Copy out, word for word, the lines from the first one through the line that contains "volume-bar xyxy=(585,607,589,627)", including both.

:::::

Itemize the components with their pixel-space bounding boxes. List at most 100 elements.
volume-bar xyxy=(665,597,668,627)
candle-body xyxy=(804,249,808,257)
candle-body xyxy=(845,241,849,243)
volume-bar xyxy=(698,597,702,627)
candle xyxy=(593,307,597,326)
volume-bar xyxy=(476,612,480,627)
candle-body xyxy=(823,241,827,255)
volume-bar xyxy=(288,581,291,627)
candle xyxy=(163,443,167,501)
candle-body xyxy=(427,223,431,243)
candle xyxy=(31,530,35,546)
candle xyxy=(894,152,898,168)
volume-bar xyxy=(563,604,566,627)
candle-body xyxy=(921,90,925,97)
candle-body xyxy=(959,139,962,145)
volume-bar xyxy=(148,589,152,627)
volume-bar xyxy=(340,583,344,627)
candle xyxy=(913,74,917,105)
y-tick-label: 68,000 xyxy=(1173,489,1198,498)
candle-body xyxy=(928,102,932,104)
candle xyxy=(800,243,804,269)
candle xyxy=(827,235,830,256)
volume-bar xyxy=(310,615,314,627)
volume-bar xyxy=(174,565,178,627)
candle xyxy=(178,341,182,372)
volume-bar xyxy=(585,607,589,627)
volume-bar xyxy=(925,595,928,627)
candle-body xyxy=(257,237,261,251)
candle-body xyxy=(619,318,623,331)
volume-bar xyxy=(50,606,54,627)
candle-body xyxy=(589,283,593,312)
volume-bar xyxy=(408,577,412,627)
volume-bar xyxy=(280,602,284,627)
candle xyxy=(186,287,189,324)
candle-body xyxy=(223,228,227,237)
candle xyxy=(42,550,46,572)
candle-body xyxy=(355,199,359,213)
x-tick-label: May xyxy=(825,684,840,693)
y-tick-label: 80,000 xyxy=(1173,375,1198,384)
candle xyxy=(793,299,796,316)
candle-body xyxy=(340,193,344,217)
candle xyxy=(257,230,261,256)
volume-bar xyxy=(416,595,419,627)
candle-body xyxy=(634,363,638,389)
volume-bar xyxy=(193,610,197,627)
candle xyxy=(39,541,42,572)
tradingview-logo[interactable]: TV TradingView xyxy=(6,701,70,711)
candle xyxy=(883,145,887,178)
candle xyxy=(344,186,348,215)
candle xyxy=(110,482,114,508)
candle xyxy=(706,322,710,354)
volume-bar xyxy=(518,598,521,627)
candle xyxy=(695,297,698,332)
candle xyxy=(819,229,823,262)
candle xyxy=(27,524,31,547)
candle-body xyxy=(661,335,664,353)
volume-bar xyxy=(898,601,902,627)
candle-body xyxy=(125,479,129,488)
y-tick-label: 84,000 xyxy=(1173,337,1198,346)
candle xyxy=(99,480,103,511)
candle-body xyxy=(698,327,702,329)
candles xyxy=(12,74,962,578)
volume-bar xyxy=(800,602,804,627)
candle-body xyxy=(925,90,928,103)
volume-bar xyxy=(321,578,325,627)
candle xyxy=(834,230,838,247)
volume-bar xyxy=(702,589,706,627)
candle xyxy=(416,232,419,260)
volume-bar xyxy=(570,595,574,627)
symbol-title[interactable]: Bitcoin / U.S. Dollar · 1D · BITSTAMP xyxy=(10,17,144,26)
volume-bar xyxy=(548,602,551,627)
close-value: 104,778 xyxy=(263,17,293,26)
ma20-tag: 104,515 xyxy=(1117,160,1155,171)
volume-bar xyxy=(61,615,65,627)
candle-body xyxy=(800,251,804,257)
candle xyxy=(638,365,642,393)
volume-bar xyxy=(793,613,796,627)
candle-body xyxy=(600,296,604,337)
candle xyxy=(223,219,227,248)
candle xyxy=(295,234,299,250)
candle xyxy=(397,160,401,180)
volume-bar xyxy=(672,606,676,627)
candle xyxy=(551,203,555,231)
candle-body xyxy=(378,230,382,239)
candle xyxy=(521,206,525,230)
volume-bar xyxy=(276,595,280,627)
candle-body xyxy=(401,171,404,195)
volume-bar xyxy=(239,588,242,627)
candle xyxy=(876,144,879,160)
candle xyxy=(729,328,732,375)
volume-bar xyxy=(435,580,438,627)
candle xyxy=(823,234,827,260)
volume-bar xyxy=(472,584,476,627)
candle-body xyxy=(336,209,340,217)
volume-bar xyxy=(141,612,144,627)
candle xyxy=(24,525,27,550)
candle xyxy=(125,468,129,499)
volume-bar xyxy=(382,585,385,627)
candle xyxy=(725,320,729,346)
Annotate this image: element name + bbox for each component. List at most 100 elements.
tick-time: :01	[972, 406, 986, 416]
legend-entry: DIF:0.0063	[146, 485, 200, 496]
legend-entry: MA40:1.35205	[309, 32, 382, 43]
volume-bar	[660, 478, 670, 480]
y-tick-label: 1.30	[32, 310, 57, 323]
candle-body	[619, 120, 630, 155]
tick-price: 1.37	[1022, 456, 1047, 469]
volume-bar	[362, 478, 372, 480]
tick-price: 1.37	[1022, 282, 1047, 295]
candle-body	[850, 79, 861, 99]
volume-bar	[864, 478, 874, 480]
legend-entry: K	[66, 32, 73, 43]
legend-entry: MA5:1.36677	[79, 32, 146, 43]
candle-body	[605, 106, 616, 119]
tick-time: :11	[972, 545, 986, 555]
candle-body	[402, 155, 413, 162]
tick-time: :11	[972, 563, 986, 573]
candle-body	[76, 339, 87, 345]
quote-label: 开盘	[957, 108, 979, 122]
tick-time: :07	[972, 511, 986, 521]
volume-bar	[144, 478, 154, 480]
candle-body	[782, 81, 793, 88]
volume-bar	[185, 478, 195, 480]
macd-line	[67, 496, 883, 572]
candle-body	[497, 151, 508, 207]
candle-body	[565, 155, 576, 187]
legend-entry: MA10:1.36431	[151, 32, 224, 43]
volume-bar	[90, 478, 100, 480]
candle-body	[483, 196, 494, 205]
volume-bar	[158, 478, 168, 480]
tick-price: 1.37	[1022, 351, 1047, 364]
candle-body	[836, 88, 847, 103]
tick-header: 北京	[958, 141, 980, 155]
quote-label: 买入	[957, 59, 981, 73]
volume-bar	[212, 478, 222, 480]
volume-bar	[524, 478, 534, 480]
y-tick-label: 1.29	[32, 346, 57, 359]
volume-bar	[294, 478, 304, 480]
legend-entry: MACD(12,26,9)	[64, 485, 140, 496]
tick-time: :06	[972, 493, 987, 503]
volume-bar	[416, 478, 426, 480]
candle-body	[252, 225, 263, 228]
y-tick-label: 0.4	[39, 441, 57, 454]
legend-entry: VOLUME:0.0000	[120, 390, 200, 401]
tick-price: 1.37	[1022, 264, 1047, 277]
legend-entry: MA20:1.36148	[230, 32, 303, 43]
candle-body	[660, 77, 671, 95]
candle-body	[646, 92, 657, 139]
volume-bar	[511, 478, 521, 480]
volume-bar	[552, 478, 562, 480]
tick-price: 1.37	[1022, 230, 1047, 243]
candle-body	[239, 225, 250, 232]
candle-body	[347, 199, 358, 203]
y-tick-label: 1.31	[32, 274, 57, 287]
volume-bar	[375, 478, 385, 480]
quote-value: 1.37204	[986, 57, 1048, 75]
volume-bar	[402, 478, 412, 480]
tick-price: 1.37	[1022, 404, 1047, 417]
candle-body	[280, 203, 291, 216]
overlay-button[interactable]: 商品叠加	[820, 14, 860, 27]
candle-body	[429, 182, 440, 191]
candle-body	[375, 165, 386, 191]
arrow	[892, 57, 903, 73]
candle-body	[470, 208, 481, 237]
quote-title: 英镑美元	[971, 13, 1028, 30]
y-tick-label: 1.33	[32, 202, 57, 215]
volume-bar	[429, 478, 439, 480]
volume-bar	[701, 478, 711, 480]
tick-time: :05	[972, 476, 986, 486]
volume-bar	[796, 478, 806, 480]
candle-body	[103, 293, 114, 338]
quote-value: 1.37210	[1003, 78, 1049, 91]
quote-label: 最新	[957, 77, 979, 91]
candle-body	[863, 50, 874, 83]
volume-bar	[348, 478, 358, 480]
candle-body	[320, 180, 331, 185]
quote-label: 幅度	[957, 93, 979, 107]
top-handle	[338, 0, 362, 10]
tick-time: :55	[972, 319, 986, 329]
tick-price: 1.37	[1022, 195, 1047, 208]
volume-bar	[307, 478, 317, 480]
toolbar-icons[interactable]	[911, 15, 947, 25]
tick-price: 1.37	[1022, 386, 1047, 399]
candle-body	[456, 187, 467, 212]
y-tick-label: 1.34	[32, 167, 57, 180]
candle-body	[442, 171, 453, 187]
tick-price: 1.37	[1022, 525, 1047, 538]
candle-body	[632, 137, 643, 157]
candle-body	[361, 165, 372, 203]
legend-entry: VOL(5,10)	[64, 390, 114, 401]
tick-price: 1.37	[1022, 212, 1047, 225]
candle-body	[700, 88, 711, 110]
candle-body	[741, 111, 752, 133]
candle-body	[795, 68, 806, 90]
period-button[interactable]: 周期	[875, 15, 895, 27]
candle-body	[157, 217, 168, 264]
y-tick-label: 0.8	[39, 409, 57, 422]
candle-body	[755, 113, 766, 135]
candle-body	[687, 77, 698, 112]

:::::

## Result
Itemize the components with their pixel-space bounding boxes. List at most 100 elements.
volume-bar xyxy=(665,597,668,627)
candle-body xyxy=(804,249,808,257)
candle-body xyxy=(845,241,849,243)
volume-bar xyxy=(698,597,702,627)
candle xyxy=(593,307,597,326)
volume-bar xyxy=(476,612,480,627)
candle-body xyxy=(823,241,827,255)
volume-bar xyxy=(288,581,291,627)
candle xyxy=(163,443,167,501)
candle-body xyxy=(427,223,431,243)
candle xyxy=(31,530,35,546)
candle xyxy=(894,152,898,168)
volume-bar xyxy=(563,604,566,627)
candle-body xyxy=(921,90,925,97)
candle-body xyxy=(959,139,962,145)
volume-bar xyxy=(148,589,152,627)
volume-bar xyxy=(340,583,344,627)
candle xyxy=(913,74,917,105)
y-tick-label: 68,000 xyxy=(1173,489,1198,498)
candle-body xyxy=(928,102,932,104)
candle xyxy=(800,243,804,269)
candle xyxy=(827,235,830,256)
volume-bar xyxy=(310,615,314,627)
volume-bar xyxy=(174,565,178,627)
candle xyxy=(178,341,182,372)
volume-bar xyxy=(585,607,589,627)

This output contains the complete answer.